───── DATA PROVIDED

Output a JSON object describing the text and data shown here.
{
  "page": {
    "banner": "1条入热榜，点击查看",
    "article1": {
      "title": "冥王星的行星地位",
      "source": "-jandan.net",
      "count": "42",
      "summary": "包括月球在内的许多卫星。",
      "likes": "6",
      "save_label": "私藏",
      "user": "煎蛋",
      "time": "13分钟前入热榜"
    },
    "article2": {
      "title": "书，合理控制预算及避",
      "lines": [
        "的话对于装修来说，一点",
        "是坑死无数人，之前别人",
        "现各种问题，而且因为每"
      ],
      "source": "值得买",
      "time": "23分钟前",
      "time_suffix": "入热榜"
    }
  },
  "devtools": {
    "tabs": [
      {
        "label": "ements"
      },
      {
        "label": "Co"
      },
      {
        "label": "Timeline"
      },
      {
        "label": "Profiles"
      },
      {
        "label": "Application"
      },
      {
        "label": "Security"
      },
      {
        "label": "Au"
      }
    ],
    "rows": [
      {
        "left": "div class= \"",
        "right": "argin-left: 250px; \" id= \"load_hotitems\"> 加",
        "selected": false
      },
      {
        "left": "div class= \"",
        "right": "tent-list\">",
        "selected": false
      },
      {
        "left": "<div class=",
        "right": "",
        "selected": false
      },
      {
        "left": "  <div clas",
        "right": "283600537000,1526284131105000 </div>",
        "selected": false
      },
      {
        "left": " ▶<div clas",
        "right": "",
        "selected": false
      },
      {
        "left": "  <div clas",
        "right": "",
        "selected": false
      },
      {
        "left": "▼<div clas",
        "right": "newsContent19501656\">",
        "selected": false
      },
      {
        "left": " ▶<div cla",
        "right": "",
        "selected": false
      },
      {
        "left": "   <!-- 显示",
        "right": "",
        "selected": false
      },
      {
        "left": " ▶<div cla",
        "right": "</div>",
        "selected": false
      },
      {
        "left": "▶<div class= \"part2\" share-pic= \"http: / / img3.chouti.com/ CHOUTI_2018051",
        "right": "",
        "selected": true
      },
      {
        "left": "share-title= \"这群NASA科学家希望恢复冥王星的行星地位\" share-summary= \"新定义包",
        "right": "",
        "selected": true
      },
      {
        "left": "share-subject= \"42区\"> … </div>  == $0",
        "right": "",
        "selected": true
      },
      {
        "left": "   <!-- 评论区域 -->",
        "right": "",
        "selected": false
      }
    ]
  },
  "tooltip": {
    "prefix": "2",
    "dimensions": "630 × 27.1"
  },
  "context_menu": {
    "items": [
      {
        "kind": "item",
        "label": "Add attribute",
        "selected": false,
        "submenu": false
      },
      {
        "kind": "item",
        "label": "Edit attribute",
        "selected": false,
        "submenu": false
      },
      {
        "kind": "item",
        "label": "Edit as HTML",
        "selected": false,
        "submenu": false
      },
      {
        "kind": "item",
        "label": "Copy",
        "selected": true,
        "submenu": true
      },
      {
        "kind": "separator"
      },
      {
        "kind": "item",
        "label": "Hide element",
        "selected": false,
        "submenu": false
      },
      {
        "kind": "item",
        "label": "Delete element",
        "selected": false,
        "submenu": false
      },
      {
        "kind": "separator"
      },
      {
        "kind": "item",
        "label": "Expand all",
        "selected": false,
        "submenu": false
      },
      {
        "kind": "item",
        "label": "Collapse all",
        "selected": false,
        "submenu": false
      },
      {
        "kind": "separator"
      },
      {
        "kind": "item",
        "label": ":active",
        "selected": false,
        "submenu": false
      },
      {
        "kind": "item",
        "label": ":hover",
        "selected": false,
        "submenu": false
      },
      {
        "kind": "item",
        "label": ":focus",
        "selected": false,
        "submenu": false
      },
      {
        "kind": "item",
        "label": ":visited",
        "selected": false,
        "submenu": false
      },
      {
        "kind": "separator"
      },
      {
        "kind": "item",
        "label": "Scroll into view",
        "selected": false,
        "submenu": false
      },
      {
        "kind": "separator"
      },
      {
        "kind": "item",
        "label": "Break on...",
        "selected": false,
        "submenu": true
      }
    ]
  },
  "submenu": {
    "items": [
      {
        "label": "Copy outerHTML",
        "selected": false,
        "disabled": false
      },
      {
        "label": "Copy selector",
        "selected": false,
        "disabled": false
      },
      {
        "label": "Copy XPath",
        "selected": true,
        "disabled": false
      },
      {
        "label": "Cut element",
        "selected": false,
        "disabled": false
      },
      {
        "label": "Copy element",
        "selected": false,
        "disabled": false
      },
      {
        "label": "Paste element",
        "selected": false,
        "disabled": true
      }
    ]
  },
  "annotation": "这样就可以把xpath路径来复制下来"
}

──────────

_JOB_
Provide only the count of lines in the material above that hold the word "Copy".

_OUTPUT_
5